--- Begin Data supplied ---

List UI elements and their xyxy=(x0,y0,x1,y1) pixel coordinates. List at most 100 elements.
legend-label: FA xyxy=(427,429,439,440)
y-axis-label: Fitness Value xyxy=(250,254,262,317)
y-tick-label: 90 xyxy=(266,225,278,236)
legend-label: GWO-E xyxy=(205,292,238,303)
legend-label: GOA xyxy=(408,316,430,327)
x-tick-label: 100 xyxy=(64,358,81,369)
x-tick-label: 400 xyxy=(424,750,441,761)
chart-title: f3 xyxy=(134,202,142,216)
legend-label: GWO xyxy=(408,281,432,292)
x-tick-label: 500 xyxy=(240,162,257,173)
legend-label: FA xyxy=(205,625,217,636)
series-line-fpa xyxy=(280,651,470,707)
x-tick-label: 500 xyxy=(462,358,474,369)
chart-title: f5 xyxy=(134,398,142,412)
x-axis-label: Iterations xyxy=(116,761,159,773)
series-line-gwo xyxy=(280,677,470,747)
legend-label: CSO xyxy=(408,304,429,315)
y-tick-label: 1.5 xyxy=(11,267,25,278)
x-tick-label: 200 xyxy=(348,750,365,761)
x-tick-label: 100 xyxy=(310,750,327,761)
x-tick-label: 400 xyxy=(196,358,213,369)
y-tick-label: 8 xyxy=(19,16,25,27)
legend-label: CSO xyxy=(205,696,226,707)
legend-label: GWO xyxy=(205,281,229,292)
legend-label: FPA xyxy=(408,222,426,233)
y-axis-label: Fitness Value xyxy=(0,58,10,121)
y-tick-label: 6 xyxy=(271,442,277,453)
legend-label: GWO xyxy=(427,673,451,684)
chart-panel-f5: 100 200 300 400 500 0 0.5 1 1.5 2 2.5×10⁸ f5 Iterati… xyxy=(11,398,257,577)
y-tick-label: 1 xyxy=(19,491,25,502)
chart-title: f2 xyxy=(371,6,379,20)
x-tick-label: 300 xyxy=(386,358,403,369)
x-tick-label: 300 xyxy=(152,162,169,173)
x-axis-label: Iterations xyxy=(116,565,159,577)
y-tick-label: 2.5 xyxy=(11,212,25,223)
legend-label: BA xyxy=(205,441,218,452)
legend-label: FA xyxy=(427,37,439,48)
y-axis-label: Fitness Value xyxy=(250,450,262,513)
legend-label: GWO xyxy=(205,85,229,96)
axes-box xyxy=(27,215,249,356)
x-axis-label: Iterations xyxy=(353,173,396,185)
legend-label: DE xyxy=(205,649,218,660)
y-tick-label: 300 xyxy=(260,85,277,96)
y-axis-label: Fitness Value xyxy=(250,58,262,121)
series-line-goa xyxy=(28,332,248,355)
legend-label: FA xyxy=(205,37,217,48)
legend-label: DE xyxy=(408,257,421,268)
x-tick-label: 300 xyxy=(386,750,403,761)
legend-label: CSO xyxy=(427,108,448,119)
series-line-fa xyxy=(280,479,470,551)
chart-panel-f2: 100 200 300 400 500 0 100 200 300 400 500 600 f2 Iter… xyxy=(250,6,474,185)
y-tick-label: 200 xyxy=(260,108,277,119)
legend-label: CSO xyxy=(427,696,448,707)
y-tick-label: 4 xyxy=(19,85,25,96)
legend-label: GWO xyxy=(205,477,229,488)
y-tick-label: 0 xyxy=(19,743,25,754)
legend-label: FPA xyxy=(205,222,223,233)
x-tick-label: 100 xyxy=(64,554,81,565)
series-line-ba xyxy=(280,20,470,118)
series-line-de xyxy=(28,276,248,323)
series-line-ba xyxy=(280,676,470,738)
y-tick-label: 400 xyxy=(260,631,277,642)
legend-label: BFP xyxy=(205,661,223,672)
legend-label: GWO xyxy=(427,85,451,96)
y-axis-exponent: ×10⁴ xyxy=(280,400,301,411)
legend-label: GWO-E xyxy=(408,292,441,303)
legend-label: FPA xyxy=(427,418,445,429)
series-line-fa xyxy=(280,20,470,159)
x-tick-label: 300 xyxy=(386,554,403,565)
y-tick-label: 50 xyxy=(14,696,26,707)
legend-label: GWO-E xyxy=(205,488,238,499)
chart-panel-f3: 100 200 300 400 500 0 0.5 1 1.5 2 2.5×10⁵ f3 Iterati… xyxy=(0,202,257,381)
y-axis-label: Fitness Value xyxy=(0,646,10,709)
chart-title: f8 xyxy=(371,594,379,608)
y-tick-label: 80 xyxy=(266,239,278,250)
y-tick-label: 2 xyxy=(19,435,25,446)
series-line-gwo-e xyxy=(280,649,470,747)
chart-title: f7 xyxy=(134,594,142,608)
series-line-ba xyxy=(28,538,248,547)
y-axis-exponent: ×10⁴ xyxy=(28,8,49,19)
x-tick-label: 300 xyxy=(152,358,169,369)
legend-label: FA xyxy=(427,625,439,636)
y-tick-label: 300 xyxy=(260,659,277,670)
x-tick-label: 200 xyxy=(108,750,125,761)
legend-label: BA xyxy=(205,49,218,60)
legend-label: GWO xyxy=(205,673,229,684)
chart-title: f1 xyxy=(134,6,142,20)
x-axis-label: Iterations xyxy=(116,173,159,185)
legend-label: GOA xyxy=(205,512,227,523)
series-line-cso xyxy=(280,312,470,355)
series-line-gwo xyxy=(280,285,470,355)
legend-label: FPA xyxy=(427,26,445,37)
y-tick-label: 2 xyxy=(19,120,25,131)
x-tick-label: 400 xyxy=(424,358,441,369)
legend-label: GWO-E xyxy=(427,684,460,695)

--- End Data supplied ---

Exercise instructions: Reproduce the material word for word, from its first line down to and including the line that contains "y-axis-label: Fitness Value xyxy=(250,58,262,121)".

Completed task:
List UI elements and their xyxy=(x0,y0,x1,y1) pixel coordinates. List at most 100 elements.
legend-label: FA xyxy=(427,429,439,440)
y-axis-label: Fitness Value xyxy=(250,254,262,317)
y-tick-label: 90 xyxy=(266,225,278,236)
legend-label: GWO-E xyxy=(205,292,238,303)
legend-label: GOA xyxy=(408,316,430,327)
x-tick-label: 100 xyxy=(64,358,81,369)
x-tick-label: 400 xyxy=(424,750,441,761)
chart-title: f3 xyxy=(134,202,142,216)
legend-label: GWO xyxy=(408,281,432,292)
x-tick-label: 500 xyxy=(240,162,257,173)
legend-label: FA xyxy=(205,625,217,636)
series-line-fpa xyxy=(280,651,470,707)
x-tick-label: 500 xyxy=(462,358,474,369)
chart-title: f5 xyxy=(134,398,142,412)
x-axis-label: Iterations xyxy=(116,761,159,773)
series-line-gwo xyxy=(280,677,470,747)
legend-label: CSO xyxy=(408,304,429,315)
y-tick-label: 1.5 xyxy=(11,267,25,278)
x-tick-label: 200 xyxy=(348,750,365,761)
x-tick-label: 100 xyxy=(310,750,327,761)
x-tick-label: 400 xyxy=(196,358,213,369)
y-tick-label: 8 xyxy=(19,16,25,27)
legend-label: CSO xyxy=(205,696,226,707)
legend-label: GWO xyxy=(205,281,229,292)
legend-label: FPA xyxy=(408,222,426,233)
y-axis-label: Fitness Value xyxy=(0,58,10,121)
y-tick-label: 6 xyxy=(271,442,277,453)
legend-label: GWO xyxy=(427,673,451,684)
chart-panel-f5: 100 200 300 400 500 0 0.5 1 1.5 2 2.5×10⁸ f5 Iterati… xyxy=(11,398,257,577)
y-tick-label: 1 xyxy=(19,491,25,502)
chart-title: f2 xyxy=(371,6,379,20)
x-tick-label: 300 xyxy=(386,358,403,369)
x-tick-label: 300 xyxy=(152,162,169,173)
x-axis-label: Iterations xyxy=(116,565,159,577)
y-tick-label: 2.5 xyxy=(11,212,25,223)
legend-label: BA xyxy=(205,441,218,452)
legend-label: FA xyxy=(427,37,439,48)
y-axis-label: Fitness Value xyxy=(250,450,262,513)
legend-label: GWO xyxy=(205,85,229,96)
axes-box xyxy=(27,215,249,356)
x-axis-label: Iterations xyxy=(353,173,396,185)
legend-label: DE xyxy=(205,649,218,660)
y-tick-label: 300 xyxy=(260,85,277,96)
y-axis-label: Fitness Value xyxy=(250,58,262,121)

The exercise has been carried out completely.